## Records contained in a dataset
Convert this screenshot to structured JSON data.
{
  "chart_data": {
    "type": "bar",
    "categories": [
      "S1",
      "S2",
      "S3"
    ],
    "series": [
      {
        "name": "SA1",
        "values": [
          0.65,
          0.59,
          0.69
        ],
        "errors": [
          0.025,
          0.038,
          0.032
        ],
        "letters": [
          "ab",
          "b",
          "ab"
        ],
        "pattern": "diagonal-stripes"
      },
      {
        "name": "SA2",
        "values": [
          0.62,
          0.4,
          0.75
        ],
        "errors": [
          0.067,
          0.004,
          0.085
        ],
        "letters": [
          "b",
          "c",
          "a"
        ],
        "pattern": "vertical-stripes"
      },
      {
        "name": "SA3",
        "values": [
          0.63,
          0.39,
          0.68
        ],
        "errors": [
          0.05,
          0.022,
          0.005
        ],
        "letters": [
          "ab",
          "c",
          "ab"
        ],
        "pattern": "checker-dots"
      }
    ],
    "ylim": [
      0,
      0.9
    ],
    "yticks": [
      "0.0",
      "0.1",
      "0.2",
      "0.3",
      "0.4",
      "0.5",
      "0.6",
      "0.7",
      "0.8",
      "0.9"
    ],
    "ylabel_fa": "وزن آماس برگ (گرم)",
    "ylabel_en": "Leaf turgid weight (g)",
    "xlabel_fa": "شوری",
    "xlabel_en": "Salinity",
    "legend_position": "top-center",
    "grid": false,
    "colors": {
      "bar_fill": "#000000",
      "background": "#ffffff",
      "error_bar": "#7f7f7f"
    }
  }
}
--
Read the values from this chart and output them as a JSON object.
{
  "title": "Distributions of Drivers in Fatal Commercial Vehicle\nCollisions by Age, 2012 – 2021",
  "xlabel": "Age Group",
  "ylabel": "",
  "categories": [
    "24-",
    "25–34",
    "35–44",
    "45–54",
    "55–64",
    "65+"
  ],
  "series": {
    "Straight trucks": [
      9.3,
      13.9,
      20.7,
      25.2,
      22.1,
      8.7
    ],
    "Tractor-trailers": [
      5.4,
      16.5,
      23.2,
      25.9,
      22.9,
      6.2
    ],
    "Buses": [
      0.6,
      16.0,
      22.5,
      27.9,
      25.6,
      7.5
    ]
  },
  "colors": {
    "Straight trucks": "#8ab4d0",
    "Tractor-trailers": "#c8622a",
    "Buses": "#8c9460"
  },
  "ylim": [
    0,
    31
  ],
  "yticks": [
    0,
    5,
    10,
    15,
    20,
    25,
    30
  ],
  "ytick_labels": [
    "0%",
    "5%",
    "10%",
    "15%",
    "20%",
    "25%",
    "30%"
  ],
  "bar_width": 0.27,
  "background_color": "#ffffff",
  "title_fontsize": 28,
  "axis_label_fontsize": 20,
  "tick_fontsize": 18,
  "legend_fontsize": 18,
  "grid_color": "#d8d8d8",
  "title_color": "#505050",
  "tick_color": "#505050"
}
---
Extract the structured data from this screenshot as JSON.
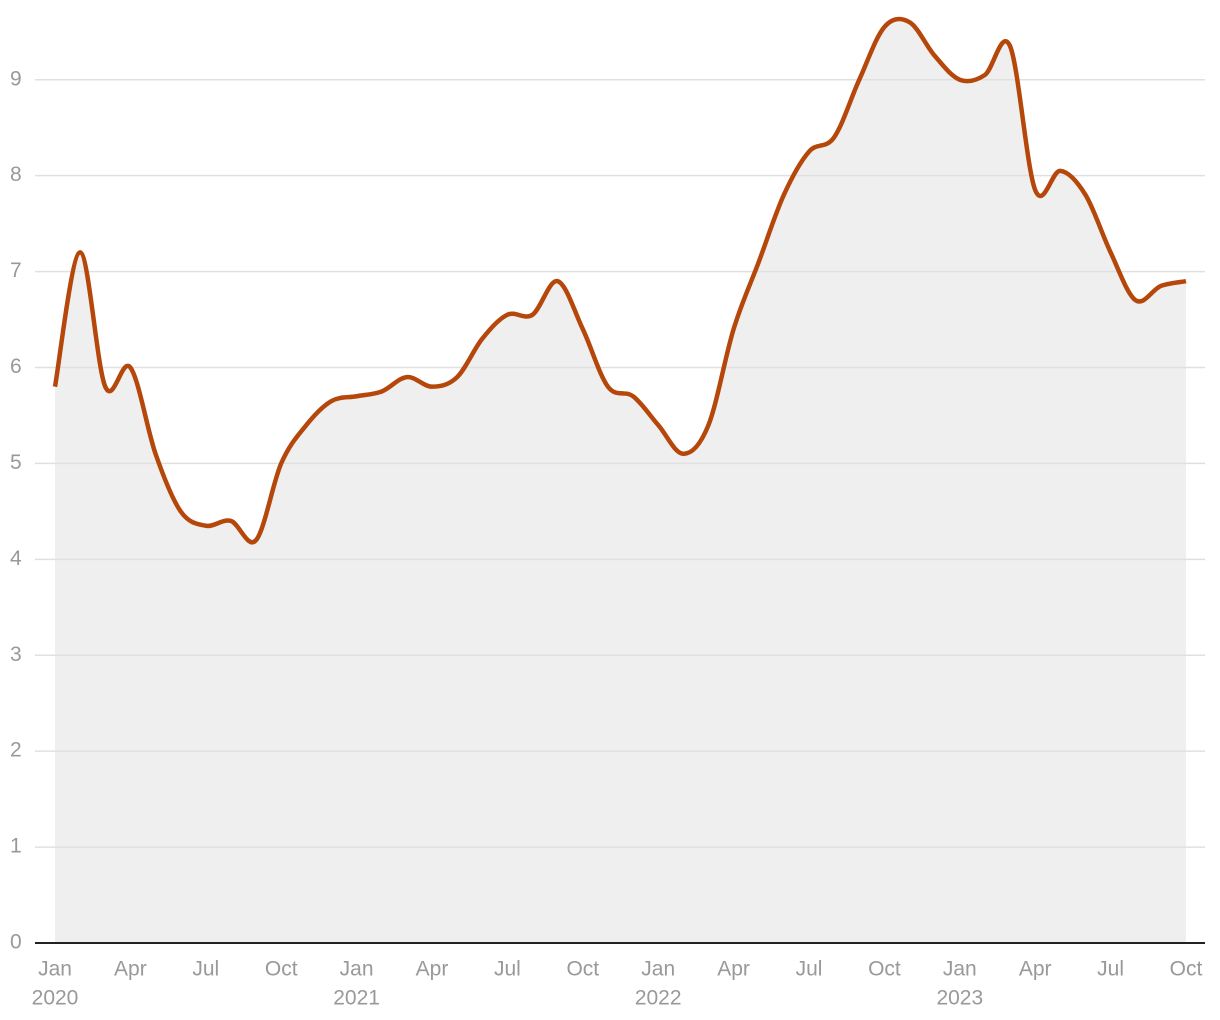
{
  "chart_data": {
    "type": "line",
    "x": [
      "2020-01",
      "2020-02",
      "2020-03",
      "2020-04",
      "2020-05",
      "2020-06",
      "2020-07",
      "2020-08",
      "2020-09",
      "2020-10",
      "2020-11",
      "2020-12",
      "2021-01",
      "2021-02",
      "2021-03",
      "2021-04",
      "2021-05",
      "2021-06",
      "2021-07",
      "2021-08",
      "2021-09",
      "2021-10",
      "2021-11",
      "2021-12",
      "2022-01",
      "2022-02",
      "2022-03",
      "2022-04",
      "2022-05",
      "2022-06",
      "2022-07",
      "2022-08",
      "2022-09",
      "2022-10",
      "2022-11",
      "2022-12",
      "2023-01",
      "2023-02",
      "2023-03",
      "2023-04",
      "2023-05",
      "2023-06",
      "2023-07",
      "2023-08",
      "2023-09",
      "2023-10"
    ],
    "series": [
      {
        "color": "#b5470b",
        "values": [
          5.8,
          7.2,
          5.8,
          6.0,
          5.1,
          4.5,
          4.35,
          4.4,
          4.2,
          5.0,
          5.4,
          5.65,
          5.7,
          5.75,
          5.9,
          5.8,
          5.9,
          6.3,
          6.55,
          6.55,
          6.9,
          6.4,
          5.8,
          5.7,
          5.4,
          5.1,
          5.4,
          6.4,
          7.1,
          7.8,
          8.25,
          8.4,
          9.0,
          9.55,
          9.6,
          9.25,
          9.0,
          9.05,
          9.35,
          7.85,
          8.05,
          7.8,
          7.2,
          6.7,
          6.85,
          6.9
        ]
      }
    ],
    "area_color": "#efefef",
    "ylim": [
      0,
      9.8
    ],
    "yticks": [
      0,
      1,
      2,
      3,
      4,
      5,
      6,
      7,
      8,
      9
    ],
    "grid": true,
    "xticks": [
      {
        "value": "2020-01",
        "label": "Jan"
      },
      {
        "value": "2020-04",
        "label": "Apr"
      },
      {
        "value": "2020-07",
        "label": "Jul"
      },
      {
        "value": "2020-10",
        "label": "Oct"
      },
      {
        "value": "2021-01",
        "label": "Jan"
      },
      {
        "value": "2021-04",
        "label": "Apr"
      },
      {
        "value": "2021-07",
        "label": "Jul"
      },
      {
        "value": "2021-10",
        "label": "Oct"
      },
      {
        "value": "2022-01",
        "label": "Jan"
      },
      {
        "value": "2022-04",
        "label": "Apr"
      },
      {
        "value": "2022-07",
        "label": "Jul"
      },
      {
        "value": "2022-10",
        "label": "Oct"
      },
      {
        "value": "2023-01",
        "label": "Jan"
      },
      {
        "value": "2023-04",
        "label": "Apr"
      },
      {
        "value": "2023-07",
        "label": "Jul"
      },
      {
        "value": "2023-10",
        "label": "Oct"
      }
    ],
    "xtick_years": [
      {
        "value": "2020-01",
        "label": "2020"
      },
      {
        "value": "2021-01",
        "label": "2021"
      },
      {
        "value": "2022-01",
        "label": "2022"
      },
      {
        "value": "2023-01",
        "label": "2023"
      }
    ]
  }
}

## WHAT IS REQUIRED
Copy out every line with the word "from".

## OUTPUT OF THE TASK
Read the values from this chart and output them as a JSON object.
Extract the structured data from this screenshot as JSON.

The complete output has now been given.